Brief: Copy each line with the word "presenti" in it.

Begin

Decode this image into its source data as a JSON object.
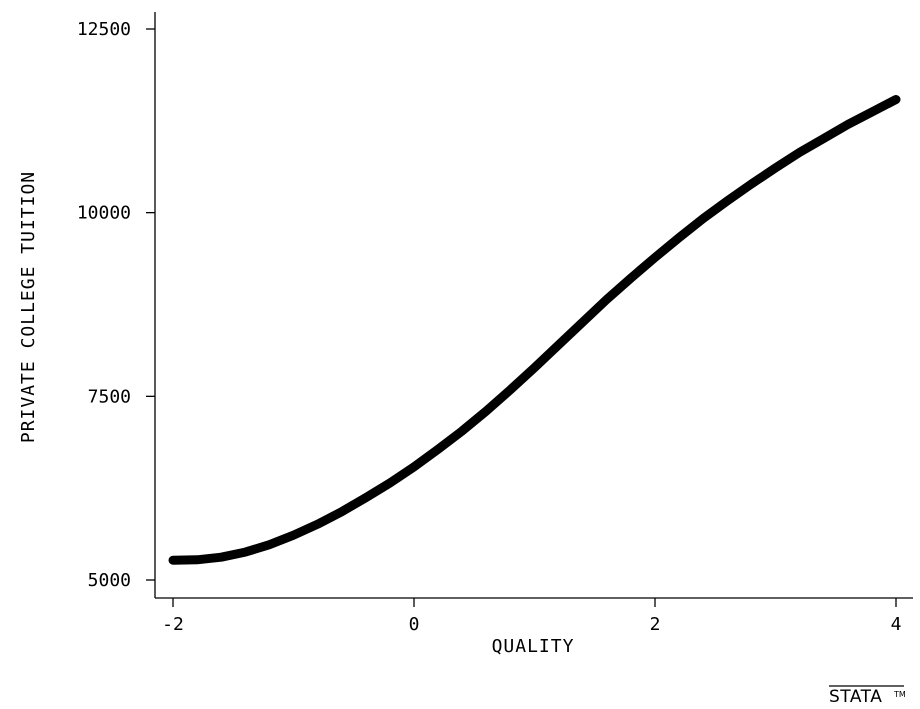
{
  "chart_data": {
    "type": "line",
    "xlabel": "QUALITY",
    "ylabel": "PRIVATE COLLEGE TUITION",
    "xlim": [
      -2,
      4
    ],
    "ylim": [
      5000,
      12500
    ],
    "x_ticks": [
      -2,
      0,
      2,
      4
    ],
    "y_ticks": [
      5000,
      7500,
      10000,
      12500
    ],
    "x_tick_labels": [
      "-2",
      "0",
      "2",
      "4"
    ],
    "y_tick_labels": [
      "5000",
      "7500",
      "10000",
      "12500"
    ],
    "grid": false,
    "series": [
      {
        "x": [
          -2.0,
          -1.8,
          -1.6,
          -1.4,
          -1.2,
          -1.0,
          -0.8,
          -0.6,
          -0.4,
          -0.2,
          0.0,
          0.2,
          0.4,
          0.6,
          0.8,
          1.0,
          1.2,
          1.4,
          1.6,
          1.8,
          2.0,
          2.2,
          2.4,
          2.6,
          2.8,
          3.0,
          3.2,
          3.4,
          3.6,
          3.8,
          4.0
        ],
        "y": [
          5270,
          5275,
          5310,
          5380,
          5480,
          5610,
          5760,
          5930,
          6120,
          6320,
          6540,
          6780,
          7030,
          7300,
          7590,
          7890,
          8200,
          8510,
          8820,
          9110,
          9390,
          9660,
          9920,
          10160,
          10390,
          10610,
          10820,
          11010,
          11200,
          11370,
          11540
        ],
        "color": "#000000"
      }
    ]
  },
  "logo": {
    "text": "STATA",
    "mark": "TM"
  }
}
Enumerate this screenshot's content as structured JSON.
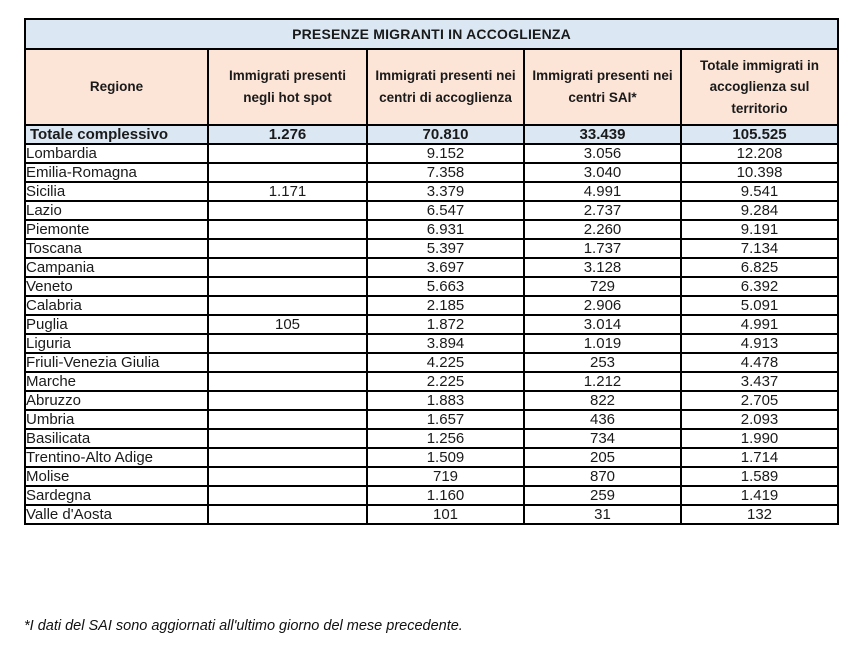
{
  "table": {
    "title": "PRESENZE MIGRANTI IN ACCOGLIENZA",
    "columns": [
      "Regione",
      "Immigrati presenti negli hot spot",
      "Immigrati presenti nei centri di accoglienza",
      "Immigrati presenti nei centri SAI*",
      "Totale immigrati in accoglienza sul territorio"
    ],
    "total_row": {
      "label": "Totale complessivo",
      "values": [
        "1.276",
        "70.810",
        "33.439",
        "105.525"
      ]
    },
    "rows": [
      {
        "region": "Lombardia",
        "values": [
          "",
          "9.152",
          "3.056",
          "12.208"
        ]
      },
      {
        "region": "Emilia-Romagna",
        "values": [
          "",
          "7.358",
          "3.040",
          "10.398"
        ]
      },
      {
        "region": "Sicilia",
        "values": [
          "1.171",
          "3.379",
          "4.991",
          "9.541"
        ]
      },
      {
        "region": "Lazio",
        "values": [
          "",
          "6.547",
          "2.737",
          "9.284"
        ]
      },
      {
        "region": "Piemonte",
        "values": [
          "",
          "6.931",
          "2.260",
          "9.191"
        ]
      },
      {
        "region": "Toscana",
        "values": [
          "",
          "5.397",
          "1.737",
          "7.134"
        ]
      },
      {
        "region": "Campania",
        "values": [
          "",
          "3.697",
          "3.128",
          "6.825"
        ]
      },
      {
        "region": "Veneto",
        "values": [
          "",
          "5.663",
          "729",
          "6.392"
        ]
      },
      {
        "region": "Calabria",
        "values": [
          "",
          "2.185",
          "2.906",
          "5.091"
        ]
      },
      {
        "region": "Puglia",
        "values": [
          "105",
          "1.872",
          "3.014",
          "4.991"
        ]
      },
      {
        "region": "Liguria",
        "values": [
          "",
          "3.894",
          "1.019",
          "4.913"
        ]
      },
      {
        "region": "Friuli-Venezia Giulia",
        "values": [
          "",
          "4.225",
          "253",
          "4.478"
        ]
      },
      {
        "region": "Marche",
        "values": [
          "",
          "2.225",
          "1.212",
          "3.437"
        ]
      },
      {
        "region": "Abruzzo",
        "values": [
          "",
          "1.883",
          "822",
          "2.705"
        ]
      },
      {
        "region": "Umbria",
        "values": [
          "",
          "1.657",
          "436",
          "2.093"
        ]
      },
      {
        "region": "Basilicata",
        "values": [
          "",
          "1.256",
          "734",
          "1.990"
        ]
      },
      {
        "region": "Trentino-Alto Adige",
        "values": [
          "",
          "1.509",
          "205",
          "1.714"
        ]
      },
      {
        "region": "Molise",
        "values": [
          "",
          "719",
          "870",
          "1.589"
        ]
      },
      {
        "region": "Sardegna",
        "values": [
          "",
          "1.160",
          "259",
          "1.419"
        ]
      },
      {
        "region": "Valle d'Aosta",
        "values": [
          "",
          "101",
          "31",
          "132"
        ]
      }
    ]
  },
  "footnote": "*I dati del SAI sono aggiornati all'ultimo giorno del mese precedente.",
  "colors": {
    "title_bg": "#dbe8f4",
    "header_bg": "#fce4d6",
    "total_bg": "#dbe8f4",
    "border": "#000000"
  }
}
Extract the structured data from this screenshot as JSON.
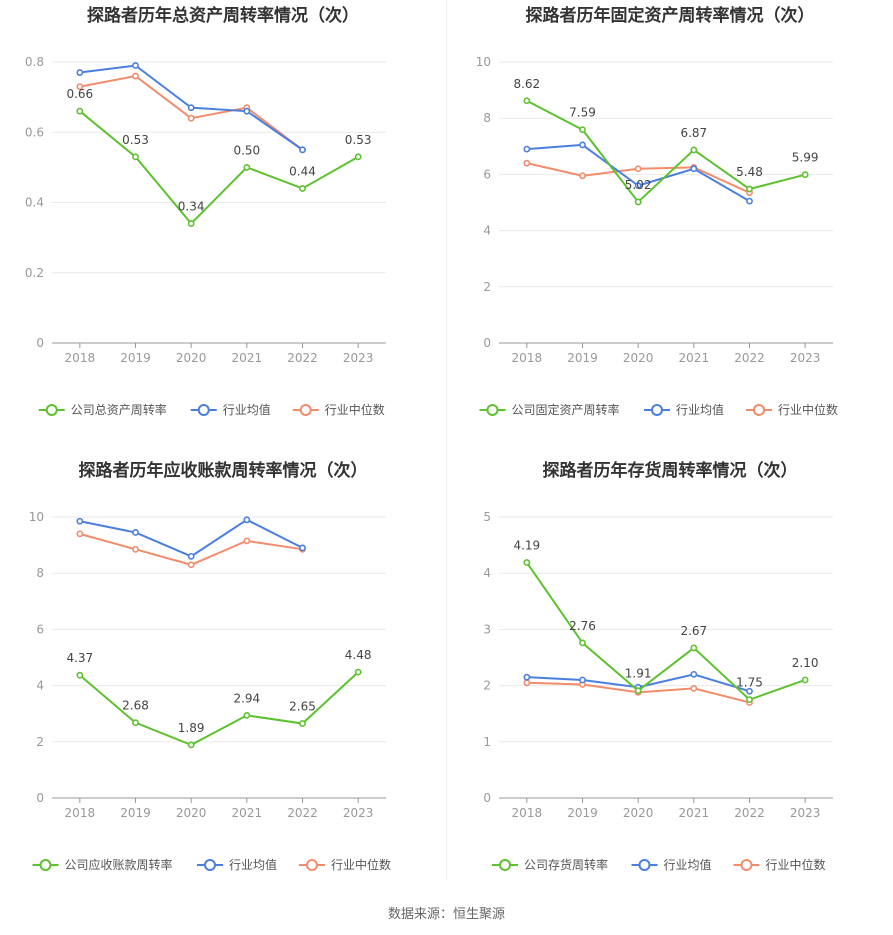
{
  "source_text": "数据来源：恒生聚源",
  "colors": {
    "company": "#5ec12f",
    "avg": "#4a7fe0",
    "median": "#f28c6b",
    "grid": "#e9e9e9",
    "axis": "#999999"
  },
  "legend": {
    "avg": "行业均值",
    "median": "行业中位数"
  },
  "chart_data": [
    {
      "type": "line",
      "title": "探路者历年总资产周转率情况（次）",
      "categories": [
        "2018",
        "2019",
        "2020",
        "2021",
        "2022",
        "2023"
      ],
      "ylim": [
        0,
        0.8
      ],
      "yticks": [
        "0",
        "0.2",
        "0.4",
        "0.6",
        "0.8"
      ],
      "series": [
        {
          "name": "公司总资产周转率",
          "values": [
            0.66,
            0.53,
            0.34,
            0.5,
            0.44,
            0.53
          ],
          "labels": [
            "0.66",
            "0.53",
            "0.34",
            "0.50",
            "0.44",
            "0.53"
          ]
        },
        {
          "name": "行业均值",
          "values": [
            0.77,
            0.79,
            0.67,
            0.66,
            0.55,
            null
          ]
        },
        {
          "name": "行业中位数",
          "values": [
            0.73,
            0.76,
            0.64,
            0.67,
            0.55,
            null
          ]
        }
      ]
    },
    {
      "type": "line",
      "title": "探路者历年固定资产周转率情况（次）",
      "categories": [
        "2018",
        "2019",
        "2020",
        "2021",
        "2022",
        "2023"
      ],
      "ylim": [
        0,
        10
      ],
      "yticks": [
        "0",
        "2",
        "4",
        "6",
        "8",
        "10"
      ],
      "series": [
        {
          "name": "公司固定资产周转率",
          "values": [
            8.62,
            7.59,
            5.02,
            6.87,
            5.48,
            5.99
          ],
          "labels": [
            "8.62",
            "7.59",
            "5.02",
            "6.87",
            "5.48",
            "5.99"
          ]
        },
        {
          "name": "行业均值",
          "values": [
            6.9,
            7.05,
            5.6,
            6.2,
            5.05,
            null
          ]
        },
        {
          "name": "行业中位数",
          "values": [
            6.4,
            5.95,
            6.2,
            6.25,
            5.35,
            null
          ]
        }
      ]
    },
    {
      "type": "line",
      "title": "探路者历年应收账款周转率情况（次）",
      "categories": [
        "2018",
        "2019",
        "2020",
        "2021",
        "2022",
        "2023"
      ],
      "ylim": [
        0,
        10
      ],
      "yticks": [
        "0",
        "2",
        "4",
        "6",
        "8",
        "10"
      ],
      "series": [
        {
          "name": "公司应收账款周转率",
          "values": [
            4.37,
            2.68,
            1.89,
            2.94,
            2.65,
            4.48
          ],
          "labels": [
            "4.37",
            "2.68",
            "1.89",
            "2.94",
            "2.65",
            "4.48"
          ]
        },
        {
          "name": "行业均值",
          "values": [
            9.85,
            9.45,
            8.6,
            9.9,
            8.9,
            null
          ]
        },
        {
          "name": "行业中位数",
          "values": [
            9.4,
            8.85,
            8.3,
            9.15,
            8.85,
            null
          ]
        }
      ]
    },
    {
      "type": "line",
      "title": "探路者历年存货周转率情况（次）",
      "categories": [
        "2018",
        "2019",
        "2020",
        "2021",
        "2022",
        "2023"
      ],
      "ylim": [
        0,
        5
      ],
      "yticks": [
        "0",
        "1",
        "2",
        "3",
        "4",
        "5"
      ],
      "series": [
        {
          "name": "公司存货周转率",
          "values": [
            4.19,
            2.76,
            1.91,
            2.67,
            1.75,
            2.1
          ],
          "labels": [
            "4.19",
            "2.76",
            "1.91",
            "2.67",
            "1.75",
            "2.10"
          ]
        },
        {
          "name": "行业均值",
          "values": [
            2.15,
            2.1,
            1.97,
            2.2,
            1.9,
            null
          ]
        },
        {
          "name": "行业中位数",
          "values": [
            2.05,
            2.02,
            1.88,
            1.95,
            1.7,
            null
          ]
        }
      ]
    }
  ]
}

End

Correct answer:
      "Immigrati presenti negli hot spot",
      "Immigrati presenti nei centri di accoglienza",
      "Immigrati presenti nei centri SAI*",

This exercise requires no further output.